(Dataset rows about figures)
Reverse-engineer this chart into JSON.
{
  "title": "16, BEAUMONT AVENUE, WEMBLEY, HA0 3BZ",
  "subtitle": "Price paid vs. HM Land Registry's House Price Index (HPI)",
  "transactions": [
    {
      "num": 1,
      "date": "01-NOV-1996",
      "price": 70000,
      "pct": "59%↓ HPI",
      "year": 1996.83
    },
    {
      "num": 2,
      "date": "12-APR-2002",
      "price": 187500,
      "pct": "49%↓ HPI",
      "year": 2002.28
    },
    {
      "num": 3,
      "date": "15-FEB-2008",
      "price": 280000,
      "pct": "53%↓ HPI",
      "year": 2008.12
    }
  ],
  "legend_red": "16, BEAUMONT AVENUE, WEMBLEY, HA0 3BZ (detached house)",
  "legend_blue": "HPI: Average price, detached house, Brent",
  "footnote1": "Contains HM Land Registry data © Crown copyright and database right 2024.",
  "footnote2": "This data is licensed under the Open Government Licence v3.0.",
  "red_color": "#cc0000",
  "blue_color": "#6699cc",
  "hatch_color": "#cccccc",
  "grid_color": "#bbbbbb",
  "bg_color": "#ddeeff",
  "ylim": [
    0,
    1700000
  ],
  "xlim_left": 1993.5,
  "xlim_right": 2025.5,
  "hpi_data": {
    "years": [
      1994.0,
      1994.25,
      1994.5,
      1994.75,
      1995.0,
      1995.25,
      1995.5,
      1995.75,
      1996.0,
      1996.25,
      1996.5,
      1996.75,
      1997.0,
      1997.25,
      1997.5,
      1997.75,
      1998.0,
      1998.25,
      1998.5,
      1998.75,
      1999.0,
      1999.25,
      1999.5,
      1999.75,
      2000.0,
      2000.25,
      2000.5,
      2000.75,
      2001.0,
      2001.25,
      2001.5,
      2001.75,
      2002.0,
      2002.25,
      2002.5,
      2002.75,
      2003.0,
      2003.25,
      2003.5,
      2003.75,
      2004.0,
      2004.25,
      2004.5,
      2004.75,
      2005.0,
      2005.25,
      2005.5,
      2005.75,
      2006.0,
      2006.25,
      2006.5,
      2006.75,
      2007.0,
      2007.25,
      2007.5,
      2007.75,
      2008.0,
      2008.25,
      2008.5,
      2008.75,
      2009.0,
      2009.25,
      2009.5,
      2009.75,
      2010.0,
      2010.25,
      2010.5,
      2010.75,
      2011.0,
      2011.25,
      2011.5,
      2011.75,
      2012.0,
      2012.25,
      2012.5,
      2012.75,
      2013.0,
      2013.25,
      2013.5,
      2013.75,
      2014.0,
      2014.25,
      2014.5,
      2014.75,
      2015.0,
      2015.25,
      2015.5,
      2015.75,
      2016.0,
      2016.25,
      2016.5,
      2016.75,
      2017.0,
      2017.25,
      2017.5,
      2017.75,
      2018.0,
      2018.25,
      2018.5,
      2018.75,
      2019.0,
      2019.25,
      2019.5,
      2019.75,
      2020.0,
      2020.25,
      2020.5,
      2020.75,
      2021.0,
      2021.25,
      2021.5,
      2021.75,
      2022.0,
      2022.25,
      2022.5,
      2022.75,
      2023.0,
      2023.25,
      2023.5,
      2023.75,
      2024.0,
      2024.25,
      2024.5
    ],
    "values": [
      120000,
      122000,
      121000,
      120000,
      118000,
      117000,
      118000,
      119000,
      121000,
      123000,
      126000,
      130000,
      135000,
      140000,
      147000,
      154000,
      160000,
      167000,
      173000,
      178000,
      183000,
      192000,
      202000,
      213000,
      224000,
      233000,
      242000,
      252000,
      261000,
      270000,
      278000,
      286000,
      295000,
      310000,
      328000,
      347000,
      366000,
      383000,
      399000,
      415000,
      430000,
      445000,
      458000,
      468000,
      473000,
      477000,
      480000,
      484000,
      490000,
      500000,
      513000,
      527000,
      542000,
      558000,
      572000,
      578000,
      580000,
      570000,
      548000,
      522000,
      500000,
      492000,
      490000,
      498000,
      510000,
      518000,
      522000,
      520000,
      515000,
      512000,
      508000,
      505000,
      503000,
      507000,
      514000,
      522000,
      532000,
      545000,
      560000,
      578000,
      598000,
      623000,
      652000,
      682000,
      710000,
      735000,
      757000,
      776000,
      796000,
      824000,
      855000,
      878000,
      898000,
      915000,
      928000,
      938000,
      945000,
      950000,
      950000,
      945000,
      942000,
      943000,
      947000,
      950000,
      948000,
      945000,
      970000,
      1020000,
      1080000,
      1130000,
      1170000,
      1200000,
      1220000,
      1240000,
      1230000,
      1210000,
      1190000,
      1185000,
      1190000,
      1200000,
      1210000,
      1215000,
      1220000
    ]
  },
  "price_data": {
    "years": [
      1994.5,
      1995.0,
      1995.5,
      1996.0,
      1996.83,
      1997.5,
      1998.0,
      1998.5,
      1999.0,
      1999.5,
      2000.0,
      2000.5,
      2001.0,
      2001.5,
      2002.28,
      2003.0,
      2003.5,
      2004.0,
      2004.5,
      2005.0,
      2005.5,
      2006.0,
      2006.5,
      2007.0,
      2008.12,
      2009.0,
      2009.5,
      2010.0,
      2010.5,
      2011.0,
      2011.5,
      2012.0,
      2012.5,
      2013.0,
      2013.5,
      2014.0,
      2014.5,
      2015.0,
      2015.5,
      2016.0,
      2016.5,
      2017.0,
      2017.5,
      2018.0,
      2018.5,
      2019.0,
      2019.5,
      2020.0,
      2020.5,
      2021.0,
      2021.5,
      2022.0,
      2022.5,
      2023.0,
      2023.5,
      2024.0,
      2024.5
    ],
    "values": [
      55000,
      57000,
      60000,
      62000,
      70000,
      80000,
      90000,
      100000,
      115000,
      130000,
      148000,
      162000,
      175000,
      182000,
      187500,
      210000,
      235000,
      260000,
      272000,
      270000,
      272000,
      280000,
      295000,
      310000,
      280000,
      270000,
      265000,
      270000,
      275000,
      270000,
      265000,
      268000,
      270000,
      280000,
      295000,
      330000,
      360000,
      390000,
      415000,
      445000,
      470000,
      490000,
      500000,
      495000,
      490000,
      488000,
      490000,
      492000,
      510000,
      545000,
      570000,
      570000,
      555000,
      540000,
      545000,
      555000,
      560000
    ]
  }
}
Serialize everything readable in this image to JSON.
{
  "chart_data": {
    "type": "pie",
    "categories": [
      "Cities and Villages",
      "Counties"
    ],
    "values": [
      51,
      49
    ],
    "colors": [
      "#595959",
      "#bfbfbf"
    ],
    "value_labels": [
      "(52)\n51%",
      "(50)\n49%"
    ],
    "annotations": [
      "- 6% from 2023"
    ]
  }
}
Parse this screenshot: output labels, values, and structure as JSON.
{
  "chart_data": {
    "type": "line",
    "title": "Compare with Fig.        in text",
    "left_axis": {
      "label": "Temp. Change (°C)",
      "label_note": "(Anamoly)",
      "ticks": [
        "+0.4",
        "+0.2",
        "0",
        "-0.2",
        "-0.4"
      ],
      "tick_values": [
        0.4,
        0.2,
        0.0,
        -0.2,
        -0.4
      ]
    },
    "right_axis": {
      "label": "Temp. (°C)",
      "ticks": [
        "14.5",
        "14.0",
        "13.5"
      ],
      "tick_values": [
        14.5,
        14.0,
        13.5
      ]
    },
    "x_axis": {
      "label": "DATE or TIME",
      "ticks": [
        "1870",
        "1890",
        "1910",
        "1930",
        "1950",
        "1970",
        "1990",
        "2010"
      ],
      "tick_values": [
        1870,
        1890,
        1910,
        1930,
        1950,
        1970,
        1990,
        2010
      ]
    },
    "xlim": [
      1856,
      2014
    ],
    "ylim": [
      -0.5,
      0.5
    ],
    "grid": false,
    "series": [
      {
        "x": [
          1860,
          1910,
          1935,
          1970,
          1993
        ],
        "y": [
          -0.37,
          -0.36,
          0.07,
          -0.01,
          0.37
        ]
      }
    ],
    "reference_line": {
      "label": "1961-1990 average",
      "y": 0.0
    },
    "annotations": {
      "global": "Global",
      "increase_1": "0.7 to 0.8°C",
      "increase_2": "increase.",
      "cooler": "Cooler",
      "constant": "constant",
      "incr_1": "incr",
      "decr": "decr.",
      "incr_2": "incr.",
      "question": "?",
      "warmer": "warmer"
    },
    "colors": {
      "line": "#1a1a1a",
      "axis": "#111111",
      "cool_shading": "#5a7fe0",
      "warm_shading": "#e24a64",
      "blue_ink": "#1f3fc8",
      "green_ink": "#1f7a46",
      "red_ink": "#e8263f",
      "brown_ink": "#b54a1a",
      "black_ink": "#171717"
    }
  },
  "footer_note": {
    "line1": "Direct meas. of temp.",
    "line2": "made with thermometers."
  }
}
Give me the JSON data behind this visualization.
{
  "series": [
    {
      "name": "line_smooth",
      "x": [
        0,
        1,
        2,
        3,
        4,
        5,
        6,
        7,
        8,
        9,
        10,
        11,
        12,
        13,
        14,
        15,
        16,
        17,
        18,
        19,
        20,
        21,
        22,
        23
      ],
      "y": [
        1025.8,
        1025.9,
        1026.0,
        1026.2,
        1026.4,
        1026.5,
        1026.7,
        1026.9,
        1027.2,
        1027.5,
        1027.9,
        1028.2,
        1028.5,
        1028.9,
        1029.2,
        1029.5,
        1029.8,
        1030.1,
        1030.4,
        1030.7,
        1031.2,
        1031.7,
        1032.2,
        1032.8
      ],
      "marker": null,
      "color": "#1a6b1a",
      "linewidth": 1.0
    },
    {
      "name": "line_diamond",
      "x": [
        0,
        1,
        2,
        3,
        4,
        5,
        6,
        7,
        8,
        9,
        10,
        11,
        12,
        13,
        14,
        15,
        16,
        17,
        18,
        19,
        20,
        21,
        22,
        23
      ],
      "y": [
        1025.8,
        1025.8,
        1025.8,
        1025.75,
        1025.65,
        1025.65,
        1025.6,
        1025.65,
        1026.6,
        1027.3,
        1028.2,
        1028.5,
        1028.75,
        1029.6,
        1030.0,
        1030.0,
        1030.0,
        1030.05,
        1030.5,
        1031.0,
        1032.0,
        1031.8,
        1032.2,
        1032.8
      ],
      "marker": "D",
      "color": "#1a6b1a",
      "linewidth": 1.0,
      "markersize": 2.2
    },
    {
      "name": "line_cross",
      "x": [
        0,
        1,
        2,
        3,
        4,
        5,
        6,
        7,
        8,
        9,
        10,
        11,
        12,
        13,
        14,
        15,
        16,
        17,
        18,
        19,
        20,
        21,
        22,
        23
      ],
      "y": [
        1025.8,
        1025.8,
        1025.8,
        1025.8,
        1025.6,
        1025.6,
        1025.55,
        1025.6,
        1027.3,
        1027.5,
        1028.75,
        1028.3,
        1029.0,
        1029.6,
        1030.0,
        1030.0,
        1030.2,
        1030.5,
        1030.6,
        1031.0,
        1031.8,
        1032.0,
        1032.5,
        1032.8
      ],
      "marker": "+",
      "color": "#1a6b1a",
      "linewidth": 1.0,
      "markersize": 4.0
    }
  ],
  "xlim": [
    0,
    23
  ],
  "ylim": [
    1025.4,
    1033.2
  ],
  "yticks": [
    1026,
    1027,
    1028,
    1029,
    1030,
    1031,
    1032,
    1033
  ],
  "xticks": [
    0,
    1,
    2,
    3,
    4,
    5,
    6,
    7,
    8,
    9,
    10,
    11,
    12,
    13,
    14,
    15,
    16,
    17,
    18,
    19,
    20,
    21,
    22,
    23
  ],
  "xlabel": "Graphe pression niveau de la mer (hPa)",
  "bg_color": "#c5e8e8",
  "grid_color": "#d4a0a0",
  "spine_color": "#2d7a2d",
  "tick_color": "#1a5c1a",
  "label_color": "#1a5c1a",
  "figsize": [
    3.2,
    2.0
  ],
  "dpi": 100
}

Aim
Search the entries for the word "with" and gather every line where it appears.

Task output
    "title": "Compare with Fig.        in text",
    "line2": "made with thermometers."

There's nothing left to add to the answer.